• _Task instructions_: Can you turn every one of the rows below into a numbered list, skipping blank lines and leaving out the pictures?

Element-and-box listings:
□ □ □ □ □ □ □

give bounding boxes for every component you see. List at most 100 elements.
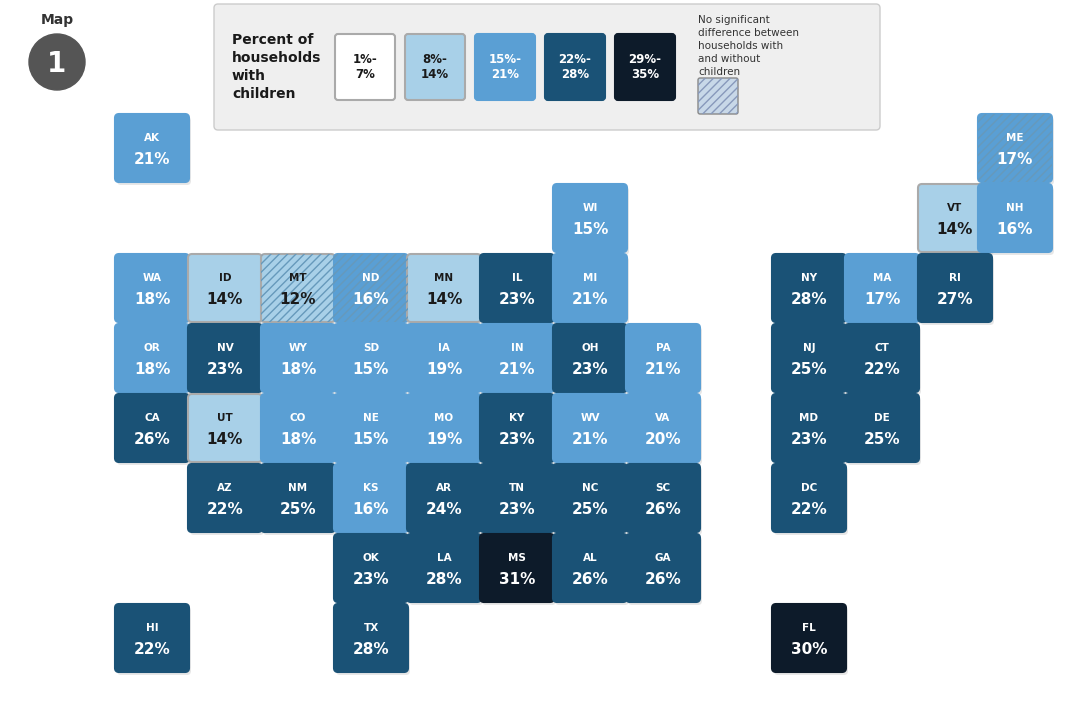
Text: 26%: 26% <box>645 572 681 587</box>
FancyBboxPatch shape <box>261 254 335 322</box>
Text: 21%: 21% <box>133 152 171 168</box>
Text: CA: CA <box>144 413 160 423</box>
FancyBboxPatch shape <box>626 534 700 602</box>
FancyBboxPatch shape <box>978 184 1052 252</box>
Text: 22%: 22% <box>791 503 827 517</box>
Text: 21%: 21% <box>571 293 609 307</box>
FancyBboxPatch shape <box>407 254 481 322</box>
FancyBboxPatch shape <box>263 327 337 395</box>
Text: NE: NE <box>364 413 378 423</box>
Text: 18%: 18% <box>134 362 171 377</box>
FancyBboxPatch shape <box>190 327 264 395</box>
Text: 17%: 17% <box>997 152 1033 168</box>
Text: 25%: 25% <box>863 432 901 448</box>
Circle shape <box>29 34 85 90</box>
FancyBboxPatch shape <box>336 257 410 325</box>
Text: 12%: 12% <box>279 293 317 307</box>
FancyBboxPatch shape <box>115 324 189 392</box>
FancyBboxPatch shape <box>553 394 627 462</box>
Text: 18%: 18% <box>279 362 317 377</box>
Text: NY: NY <box>801 273 817 283</box>
Text: IN: IN <box>511 343 523 353</box>
FancyBboxPatch shape <box>261 394 335 462</box>
Text: 15%: 15% <box>353 432 389 448</box>
Text: ID: ID <box>219 273 231 283</box>
FancyBboxPatch shape <box>555 537 629 605</box>
Text: 23%: 23% <box>499 293 535 307</box>
Text: Map: Map <box>41 13 74 27</box>
Text: 23%: 23% <box>499 503 535 517</box>
FancyBboxPatch shape <box>407 534 481 602</box>
FancyBboxPatch shape <box>918 184 992 252</box>
Text: 17%: 17% <box>863 293 900 307</box>
Text: OH: OH <box>581 343 599 353</box>
Text: VA: VA <box>656 413 671 423</box>
FancyBboxPatch shape <box>615 34 675 100</box>
FancyBboxPatch shape <box>845 254 919 322</box>
Text: DC: DC <box>801 483 818 493</box>
FancyBboxPatch shape <box>336 607 410 675</box>
FancyBboxPatch shape <box>698 78 738 114</box>
Text: VT: VT <box>948 203 963 213</box>
Text: 20%: 20% <box>645 432 681 448</box>
FancyBboxPatch shape <box>480 254 554 322</box>
FancyBboxPatch shape <box>263 397 337 465</box>
FancyBboxPatch shape <box>188 324 262 392</box>
Text: 21%: 21% <box>571 432 609 448</box>
FancyBboxPatch shape <box>772 254 846 322</box>
Text: 24%: 24% <box>425 503 463 517</box>
Text: 25%: 25% <box>279 503 317 517</box>
FancyBboxPatch shape <box>214 4 881 130</box>
FancyBboxPatch shape <box>407 464 481 532</box>
FancyBboxPatch shape <box>334 604 408 672</box>
FancyBboxPatch shape <box>774 467 847 535</box>
FancyBboxPatch shape <box>261 324 335 392</box>
Text: LA: LA <box>437 553 451 563</box>
FancyBboxPatch shape <box>774 607 847 675</box>
Text: Percent of
households
with
children: Percent of households with children <box>232 33 321 101</box>
FancyBboxPatch shape <box>845 324 919 392</box>
Text: NV: NV <box>216 343 233 353</box>
Text: MA: MA <box>873 273 891 283</box>
Text: 28%: 28% <box>353 642 389 658</box>
Text: UT: UT <box>217 413 232 423</box>
FancyBboxPatch shape <box>628 327 702 395</box>
FancyBboxPatch shape <box>115 254 189 322</box>
FancyBboxPatch shape <box>980 117 1054 185</box>
FancyBboxPatch shape <box>482 257 556 325</box>
Text: 1: 1 <box>47 50 66 78</box>
FancyBboxPatch shape <box>480 464 554 532</box>
FancyBboxPatch shape <box>555 327 629 395</box>
Text: 28%: 28% <box>791 293 827 307</box>
FancyBboxPatch shape <box>918 254 992 322</box>
FancyBboxPatch shape <box>774 327 847 395</box>
Text: 29%-
35%: 29%- 35% <box>629 53 662 81</box>
Text: OR: OR <box>144 343 160 353</box>
FancyBboxPatch shape <box>115 114 189 182</box>
FancyBboxPatch shape <box>480 534 554 602</box>
FancyBboxPatch shape <box>409 467 483 535</box>
FancyBboxPatch shape <box>480 394 554 462</box>
FancyBboxPatch shape <box>336 397 410 465</box>
FancyBboxPatch shape <box>920 187 994 255</box>
Text: SD: SD <box>362 343 379 353</box>
Text: 19%: 19% <box>425 362 463 377</box>
Text: 1%-
7%: 1%- 7% <box>353 53 377 81</box>
Text: 21%: 21% <box>499 362 535 377</box>
FancyBboxPatch shape <box>335 34 395 100</box>
FancyBboxPatch shape <box>261 464 335 532</box>
FancyBboxPatch shape <box>117 117 191 185</box>
Text: DE: DE <box>874 413 890 423</box>
Text: WA: WA <box>143 273 162 283</box>
Text: 25%: 25% <box>791 362 827 377</box>
Text: KS: KS <box>364 483 378 493</box>
FancyBboxPatch shape <box>480 324 554 392</box>
FancyBboxPatch shape <box>555 467 629 535</box>
Text: 21%: 21% <box>645 362 681 377</box>
Text: 16%: 16% <box>997 223 1033 238</box>
FancyBboxPatch shape <box>482 467 556 535</box>
FancyBboxPatch shape <box>847 257 921 325</box>
Text: 25%: 25% <box>571 503 609 517</box>
Text: MI: MI <box>583 273 597 283</box>
Text: IL: IL <box>512 273 522 283</box>
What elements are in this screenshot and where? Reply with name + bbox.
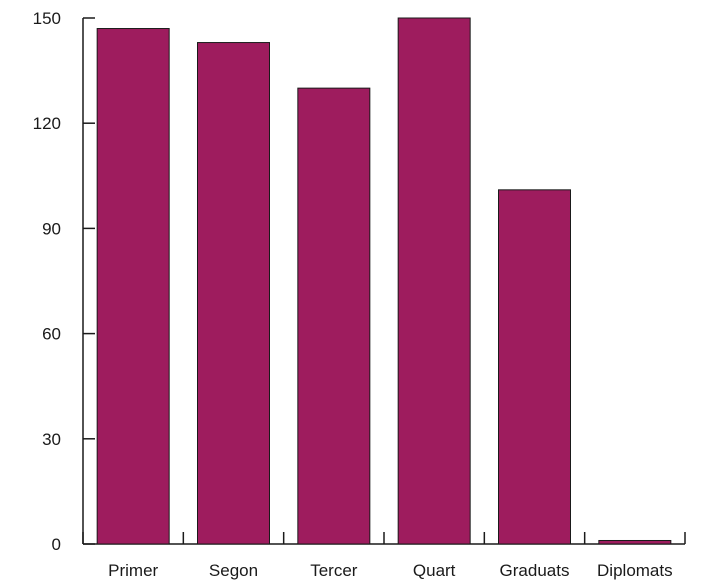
bar-tercer	[297, 87, 371, 545]
bar-segon	[197, 42, 270, 545]
y-tick-label: 30	[42, 430, 61, 449]
y-tick-label: 0	[52, 535, 61, 554]
bar-diplomats	[598, 539, 672, 545]
y-axis: 0 30 60 90 120 150	[33, 9, 95, 554]
y-tick-label: 150	[33, 9, 61, 28]
x-category-label: Tercer	[310, 561, 358, 580]
bar-quart	[397, 17, 471, 545]
y-tick-label: 120	[33, 114, 61, 133]
bar-graduats	[498, 189, 571, 545]
bar-primer	[96, 28, 170, 545]
x-category-label: Primer	[108, 561, 158, 580]
x-category-label: Diplomats	[597, 561, 673, 580]
y-tick-label: 60	[42, 325, 61, 344]
x-category-label: Quart	[413, 561, 456, 580]
x-category-label: Graduats	[500, 561, 570, 580]
y-tick-label: 90	[42, 219, 61, 238]
bars	[96, 17, 672, 545]
x-category-label: Segon	[209, 561, 258, 580]
x-axis: Primer Segon Tercer Quart Graduats Diplomats	[82, 532, 686, 580]
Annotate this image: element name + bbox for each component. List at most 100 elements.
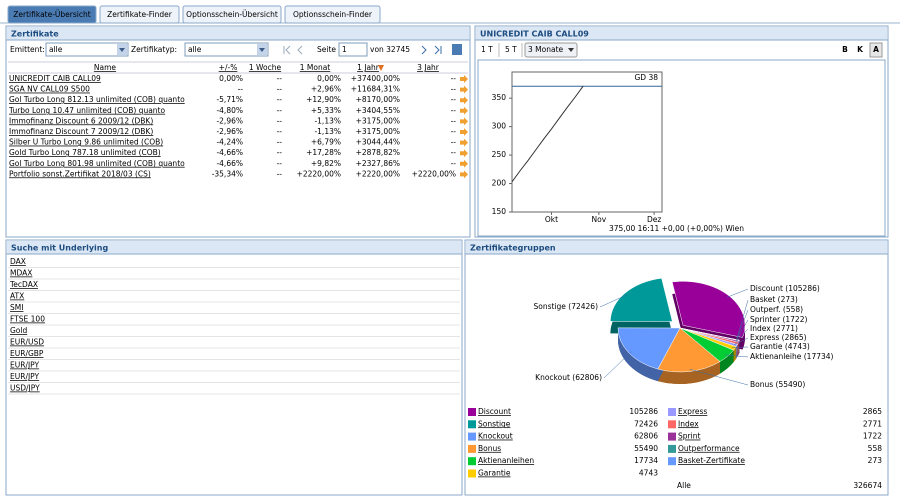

□ □ □ □ □ □ □

• _Result for this task_:
1. give bounding boxes for every component you see. List at most 100 elements.
2. Text: 26%: 26% <box>645 572 681 587</box>
3. FancyBboxPatch shape <box>261 254 335 322</box>
4. Text: 21%: 21% <box>133 152 171 168</box>
5. Text: CA: CA <box>144 413 160 423</box>
6. FancyBboxPatch shape <box>626 534 700 602</box>
7. FancyBboxPatch shape <box>978 184 1052 252</box>
8. Text: 22%: 22% <box>791 503 827 517</box>
9. Text: 21%: 21% <box>571 293 609 307</box>
10. FancyBboxPatch shape <box>407 254 481 322</box>
11. FancyBboxPatch shape <box>263 327 337 395</box>
12. Text: NE: NE <box>364 413 378 423</box>
13. Text: 18%: 18% <box>134 362 171 377</box>
14. FancyBboxPatch shape <box>190 327 264 395</box>
15. Text: 17%: 17% <box>997 152 1033 168</box>
16. Text: 25%: 25% <box>863 432 901 448</box>
17. Circle shape <box>29 34 85 90</box>
18. FancyBboxPatch shape <box>336 257 410 325</box>
19. Text: 12%: 12% <box>279 293 317 307</box>
20. FancyBboxPatch shape <box>115 324 189 392</box>
21. FancyBboxPatch shape <box>553 394 627 462</box>
22. Text: 18%: 18% <box>279 362 317 377</box>
23. Text: NY: NY <box>801 273 817 283</box>
24. Text: IN: IN <box>511 343 523 353</box>
25. FancyBboxPatch shape <box>261 394 335 462</box>
26. Text: 15%: 15% <box>353 432 389 448</box>
27. Text: ID: ID <box>219 273 231 283</box>
28. FancyBboxPatch shape <box>555 537 629 605</box>
29. Text: 23%: 23% <box>499 293 535 307</box>
30. Text: Map: Map <box>41 13 74 27</box>
31. Text: 23%: 23% <box>499 503 535 517</box>
32. FancyBboxPatch shape <box>407 534 481 602</box>
33. FancyBboxPatch shape <box>918 184 992 252</box>
34. Text: 17%: 17% <box>863 293 900 307</box>
35. Text: OH: OH <box>581 343 599 353</box>
36. Text: VA: VA <box>656 413 671 423</box>
37. FancyBboxPatch shape <box>615 34 675 100</box>
38. FancyBboxPatch shape <box>845 254 919 322</box>
39. Text: DC: DC <box>801 483 818 493</box>
40. FancyBboxPatch shape <box>336 607 410 675</box>
41. FancyBboxPatch shape <box>698 78 738 114</box>
42. Text: VT: VT <box>948 203 963 213</box>
43. Text: 20%: 20% <box>645 432 681 448</box>
44. FancyBboxPatch shape <box>480 254 554 322</box>
45. FancyBboxPatch shape <box>263 397 337 465</box>
46. FancyBboxPatch shape <box>188 324 262 392</box>
47. Text: 21%: 21% <box>571 432 609 448</box>
48. FancyBboxPatch shape <box>772 254 846 322</box>
49. Text: 24%: 24% <box>425 503 463 517</box>
50. Text: 25%: 25% <box>279 503 317 517</box>
51. FancyBboxPatch shape <box>214 4 881 130</box>
52. FancyBboxPatch shape <box>407 464 481 532</box>
53. FancyBboxPatch shape <box>334 604 408 672</box>
54. FancyBboxPatch shape <box>774 467 847 535</box>
55. FancyBboxPatch shape <box>261 324 335 392</box>
56. Text: LA: LA <box>437 553 451 563</box>
57. FancyBboxPatch shape <box>774 607 847 675</box>
58. Text: Percent of
59. households
60. with
61. children: Percent of households with children <box>232 33 321 101</box>
62. FancyBboxPatch shape <box>845 324 919 392</box>
63. Text: NV: NV <box>216 343 233 353</box>
64. Text: MA: MA <box>873 273 891 283</box>
65. Text: 28%: 28% <box>353 642 389 658</box>
66. Text: UT: UT <box>217 413 232 423</box>
67. FancyBboxPatch shape <box>628 327 702 395</box>
68. FancyBboxPatch shape <box>115 254 189 322</box>
69. FancyBboxPatch shape <box>980 117 1054 185</box>
70. FancyBboxPatch shape <box>482 257 556 325</box>
71. Text: 1: 1 <box>47 50 66 78</box>
72. FancyBboxPatch shape <box>480 464 554 532</box>
73. FancyBboxPatch shape <box>555 327 629 395</box>
74. Text: 28%: 28% <box>791 293 827 307</box>
75. FancyBboxPatch shape <box>918 254 992 322</box>
76. FancyBboxPatch shape <box>774 327 847 395</box>
77. Text: 29%-
78. 35%: 29%- 35% <box>629 53 662 81</box>
79. Text: OR: OR <box>144 343 160 353</box>
80. FancyBboxPatch shape <box>115 114 189 182</box>
81. FancyBboxPatch shape <box>480 534 554 602</box>
82. FancyBboxPatch shape <box>409 467 483 535</box>
83. FancyBboxPatch shape <box>480 394 554 462</box>
84. FancyBboxPatch shape <box>336 397 410 465</box>
85. FancyBboxPatch shape <box>920 187 994 255</box>
86. Text: SD: SD <box>362 343 379 353</box>
87. Text: 19%: 19% <box>425 362 463 377</box>
88. Text: 1%-
89. 7%: 1%- 7% <box>353 53 377 81</box>
90. Text: 21%: 21% <box>499 362 535 377</box>
91. FancyBboxPatch shape <box>335 34 395 100</box>
92. FancyBboxPatch shape <box>261 464 335 532</box>
93. FancyBboxPatch shape <box>117 117 191 185</box>
94. Text: DE: DE <box>874 413 890 423</box>
95. Text: WA: WA <box>143 273 162 283</box>
96. Text: 25%: 25% <box>791 362 827 377</box>
97. Text: KS: KS <box>364 483 378 493</box>
98. FancyBboxPatch shape <box>480 324 554 392</box>
99. FancyBboxPatch shape <box>555 467 629 535</box>
100. Text: 21%: 21% <box>645 362 681 377</box>
101. Text: 16%: 16% <box>997 223 1033 238</box>
102. FancyBboxPatch shape <box>482 467 556 535</box>
103. FancyBboxPatch shape <box>847 257 921 325</box>
104. Text: 25%: 25% <box>571 503 609 517</box>
105. Text: MI: MI <box>583 273 597 283</box>
106. Text: IL: IL <box>512 273 522 283</box>
107. What elements are in this screenshot and where? Reply with name + bbox.
108. bar-tercer	[297, 87, 371, 545]
109. bar-segon	[197, 42, 270, 545]
110. y-tick-label: 30	[42, 430, 61, 449]
111. y-tick-label: 0	[52, 535, 61, 554]
112. bar-diplomats	[598, 539, 672, 545]
113. y-axis: 0 30 60 90 120 150	[33, 9, 95, 554]
114. y-tick-label: 150	[33, 9, 61, 28]
115. x-category-label: Tercer	[310, 561, 358, 580]
116. bar-quart	[397, 17, 471, 545]
117. y-tick-label: 120	[33, 114, 61, 133]
118. bar-graduats	[498, 189, 571, 545]
119. bar-primer	[96, 28, 170, 545]
120. x-category-label: Primer	[108, 561, 158, 580]
121. x-category-label: Diplomats	[597, 561, 673, 580]
122. y-tick-label: 60	[42, 325, 61, 344]
123. x-category-label: Quart	[413, 561, 456, 580]
124. x-category-label: Graduats	[500, 561, 570, 580]
125. y-tick-label: 90	[42, 219, 61, 238]
126. bars	[96, 17, 672, 545]
127. x-category-label: Segon	[209, 561, 258, 580]
128. x-axis: Primer Segon Tercer Quart Graduats Diplomats	[82, 532, 686, 580]
129. Annotate this image: element name + bbox for each component. List at most 100 elements.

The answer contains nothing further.